** Begin **

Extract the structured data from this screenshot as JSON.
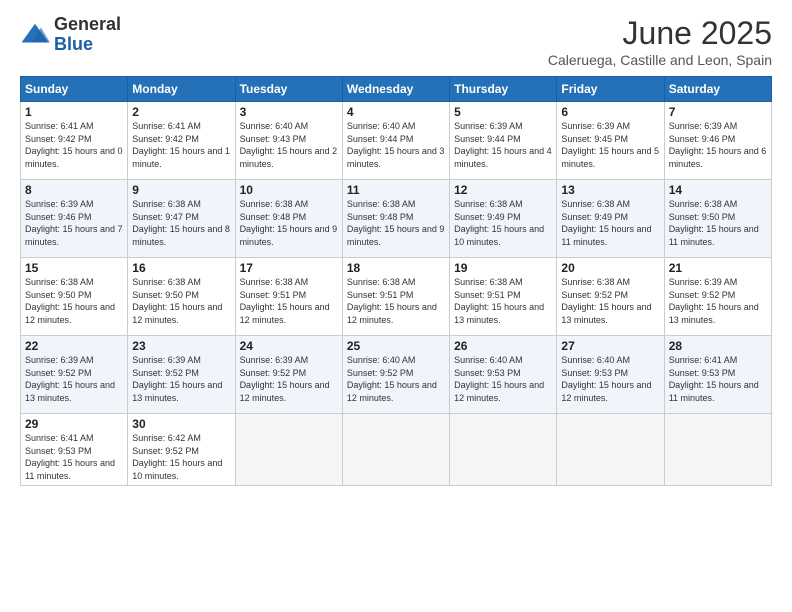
{
  "logo": {
    "general": "General",
    "blue": "Blue"
  },
  "header": {
    "title": "June 2025",
    "subtitle": "Caleruega, Castille and Leon, Spain"
  },
  "weekdays": [
    "Sunday",
    "Monday",
    "Tuesday",
    "Wednesday",
    "Thursday",
    "Friday",
    "Saturday"
  ],
  "weeks": [
    [
      {
        "day": "1",
        "sunrise": "6:41 AM",
        "sunset": "9:42 PM",
        "daylight": "15 hours and 0 minutes."
      },
      {
        "day": "2",
        "sunrise": "6:41 AM",
        "sunset": "9:42 PM",
        "daylight": "15 hours and 1 minute."
      },
      {
        "day": "3",
        "sunrise": "6:40 AM",
        "sunset": "9:43 PM",
        "daylight": "15 hours and 2 minutes."
      },
      {
        "day": "4",
        "sunrise": "6:40 AM",
        "sunset": "9:44 PM",
        "daylight": "15 hours and 3 minutes."
      },
      {
        "day": "5",
        "sunrise": "6:39 AM",
        "sunset": "9:44 PM",
        "daylight": "15 hours and 4 minutes."
      },
      {
        "day": "6",
        "sunrise": "6:39 AM",
        "sunset": "9:45 PM",
        "daylight": "15 hours and 5 minutes."
      },
      {
        "day": "7",
        "sunrise": "6:39 AM",
        "sunset": "9:46 PM",
        "daylight": "15 hours and 6 minutes."
      }
    ],
    [
      {
        "day": "8",
        "sunrise": "6:39 AM",
        "sunset": "9:46 PM",
        "daylight": "15 hours and 7 minutes."
      },
      {
        "day": "9",
        "sunrise": "6:38 AM",
        "sunset": "9:47 PM",
        "daylight": "15 hours and 8 minutes."
      },
      {
        "day": "10",
        "sunrise": "6:38 AM",
        "sunset": "9:48 PM",
        "daylight": "15 hours and 9 minutes."
      },
      {
        "day": "11",
        "sunrise": "6:38 AM",
        "sunset": "9:48 PM",
        "daylight": "15 hours and 9 minutes."
      },
      {
        "day": "12",
        "sunrise": "6:38 AM",
        "sunset": "9:49 PM",
        "daylight": "15 hours and 10 minutes."
      },
      {
        "day": "13",
        "sunrise": "6:38 AM",
        "sunset": "9:49 PM",
        "daylight": "15 hours and 11 minutes."
      },
      {
        "day": "14",
        "sunrise": "6:38 AM",
        "sunset": "9:50 PM",
        "daylight": "15 hours and 11 minutes."
      }
    ],
    [
      {
        "day": "15",
        "sunrise": "6:38 AM",
        "sunset": "9:50 PM",
        "daylight": "15 hours and 12 minutes."
      },
      {
        "day": "16",
        "sunrise": "6:38 AM",
        "sunset": "9:50 PM",
        "daylight": "15 hours and 12 minutes."
      },
      {
        "day": "17",
        "sunrise": "6:38 AM",
        "sunset": "9:51 PM",
        "daylight": "15 hours and 12 minutes."
      },
      {
        "day": "18",
        "sunrise": "6:38 AM",
        "sunset": "9:51 PM",
        "daylight": "15 hours and 12 minutes."
      },
      {
        "day": "19",
        "sunrise": "6:38 AM",
        "sunset": "9:51 PM",
        "daylight": "15 hours and 13 minutes."
      },
      {
        "day": "20",
        "sunrise": "6:38 AM",
        "sunset": "9:52 PM",
        "daylight": "15 hours and 13 minutes."
      },
      {
        "day": "21",
        "sunrise": "6:39 AM",
        "sunset": "9:52 PM",
        "daylight": "15 hours and 13 minutes."
      }
    ],
    [
      {
        "day": "22",
        "sunrise": "6:39 AM",
        "sunset": "9:52 PM",
        "daylight": "15 hours and 13 minutes."
      },
      {
        "day": "23",
        "sunrise": "6:39 AM",
        "sunset": "9:52 PM",
        "daylight": "15 hours and 13 minutes."
      },
      {
        "day": "24",
        "sunrise": "6:39 AM",
        "sunset": "9:52 PM",
        "daylight": "15 hours and 12 minutes."
      },
      {
        "day": "25",
        "sunrise": "6:40 AM",
        "sunset": "9:52 PM",
        "daylight": "15 hours and 12 minutes."
      },
      {
        "day": "26",
        "sunrise": "6:40 AM",
        "sunset": "9:53 PM",
        "daylight": "15 hours and 12 minutes."
      },
      {
        "day": "27",
        "sunrise": "6:40 AM",
        "sunset": "9:53 PM",
        "daylight": "15 hours and 12 minutes."
      },
      {
        "day": "28",
        "sunrise": "6:41 AM",
        "sunset": "9:53 PM",
        "daylight": "15 hours and 11 minutes."
      }
    ],
    [
      {
        "day": "29",
        "sunrise": "6:41 AM",
        "sunset": "9:53 PM",
        "daylight": "15 hours and 11 minutes."
      },
      {
        "day": "30",
        "sunrise": "6:42 AM",
        "sunset": "9:52 PM",
        "daylight": "15 hours and 10 minutes."
      },
      null,
      null,
      null,
      null,
      null
    ]
  ]
}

** End **

» WHAT TO WORK ON: Restate the records word for word, omitting images.

» RIGHT ANSWER:
Extract the structured data from this screenshot as JSON.
{
  "logo": {
    "general": "General",
    "blue": "Blue"
  },
  "header": {
    "title": "June 2025",
    "subtitle": "Caleruega, Castille and Leon, Spain"
  },
  "weekdays": [
    "Sunday",
    "Monday",
    "Tuesday",
    "Wednesday",
    "Thursday",
    "Friday",
    "Saturday"
  ],
  "weeks": [
    [
      {
        "day": "1",
        "sunrise": "6:41 AM",
        "sunset": "9:42 PM",
        "daylight": "15 hours and 0 minutes."
      },
      {
        "day": "2",
        "sunrise": "6:41 AM",
        "sunset": "9:42 PM",
        "daylight": "15 hours and 1 minute."
      },
      {
        "day": "3",
        "sunrise": "6:40 AM",
        "sunset": "9:43 PM",
        "daylight": "15 hours and 2 minutes."
      },
      {
        "day": "4",
        "sunrise": "6:40 AM",
        "sunset": "9:44 PM",
        "daylight": "15 hours and 3 minutes."
      },
      {
        "day": "5",
        "sunrise": "6:39 AM",
        "sunset": "9:44 PM",
        "daylight": "15 hours and 4 minutes."
      },
      {
        "day": "6",
        "sunrise": "6:39 AM",
        "sunset": "9:45 PM",
        "daylight": "15 hours and 5 minutes."
      },
      {
        "day": "7",
        "sunrise": "6:39 AM",
        "sunset": "9:46 PM",
        "daylight": "15 hours and 6 minutes."
      }
    ],
    [
      {
        "day": "8",
        "sunrise": "6:39 AM",
        "sunset": "9:46 PM",
        "daylight": "15 hours and 7 minutes."
      },
      {
        "day": "9",
        "sunrise": "6:38 AM",
        "sunset": "9:47 PM",
        "daylight": "15 hours and 8 minutes."
      },
      {
        "day": "10",
        "sunrise": "6:38 AM",
        "sunset": "9:48 PM",
        "daylight": "15 hours and 9 minutes."
      },
      {
        "day": "11",
        "sunrise": "6:38 AM",
        "sunset": "9:48 PM",
        "daylight": "15 hours and 9 minutes."
      },
      {
        "day": "12",
        "sunrise": "6:38 AM",
        "sunset": "9:49 PM",
        "daylight": "15 hours and 10 minutes."
      },
      {
        "day": "13",
        "sunrise": "6:38 AM",
        "sunset": "9:49 PM",
        "daylight": "15 hours and 11 minutes."
      },
      {
        "day": "14",
        "sunrise": "6:38 AM",
        "sunset": "9:50 PM",
        "daylight": "15 hours and 11 minutes."
      }
    ],
    [
      {
        "day": "15",
        "sunrise": "6:38 AM",
        "sunset": "9:50 PM",
        "daylight": "15 hours and 12 minutes."
      },
      {
        "day": "16",
        "sunrise": "6:38 AM",
        "sunset": "9:50 PM",
        "daylight": "15 hours and 12 minutes."
      },
      {
        "day": "17",
        "sunrise": "6:38 AM",
        "sunset": "9:51 PM",
        "daylight": "15 hours and 12 minutes."
      },
      {
        "day": "18",
        "sunrise": "6:38 AM",
        "sunset": "9:51 PM",
        "daylight": "15 hours and 12 minutes."
      },
      {
        "day": "19",
        "sunrise": "6:38 AM",
        "sunset": "9:51 PM",
        "daylight": "15 hours and 13 minutes."
      },
      {
        "day": "20",
        "sunrise": "6:38 AM",
        "sunset": "9:52 PM",
        "daylight": "15 hours and 13 minutes."
      },
      {
        "day": "21",
        "sunrise": "6:39 AM",
        "sunset": "9:52 PM",
        "daylight": "15 hours and 13 minutes."
      }
    ],
    [
      {
        "day": "22",
        "sunrise": "6:39 AM",
        "sunset": "9:52 PM",
        "daylight": "15 hours and 13 minutes."
      },
      {
        "day": "23",
        "sunrise": "6:39 AM",
        "sunset": "9:52 PM",
        "daylight": "15 hours and 13 minutes."
      },
      {
        "day": "24",
        "sunrise": "6:39 AM",
        "sunset": "9:52 PM",
        "daylight": "15 hours and 12 minutes."
      },
      {
        "day": "25",
        "sunrise": "6:40 AM",
        "sunset": "9:52 PM",
        "daylight": "15 hours and 12 minutes."
      },
      {
        "day": "26",
        "sunrise": "6:40 AM",
        "sunset": "9:53 PM",
        "daylight": "15 hours and 12 minutes."
      },
      {
        "day": "27",
        "sunrise": "6:40 AM",
        "sunset": "9:53 PM",
        "daylight": "15 hours and 12 minutes."
      },
      {
        "day": "28",
        "sunrise": "6:41 AM",
        "sunset": "9:53 PM",
        "daylight": "15 hours and 11 minutes."
      }
    ],
    [
      {
        "day": "29",
        "sunrise": "6:41 AM",
        "sunset": "9:53 PM",
        "daylight": "15 hours and 11 minutes."
      },
      {
        "day": "30",
        "sunrise": "6:42 AM",
        "sunset": "9:52 PM",
        "daylight": "15 hours and 10 minutes."
      },
      null,
      null,
      null,
      null,
      null
    ]
  ]
}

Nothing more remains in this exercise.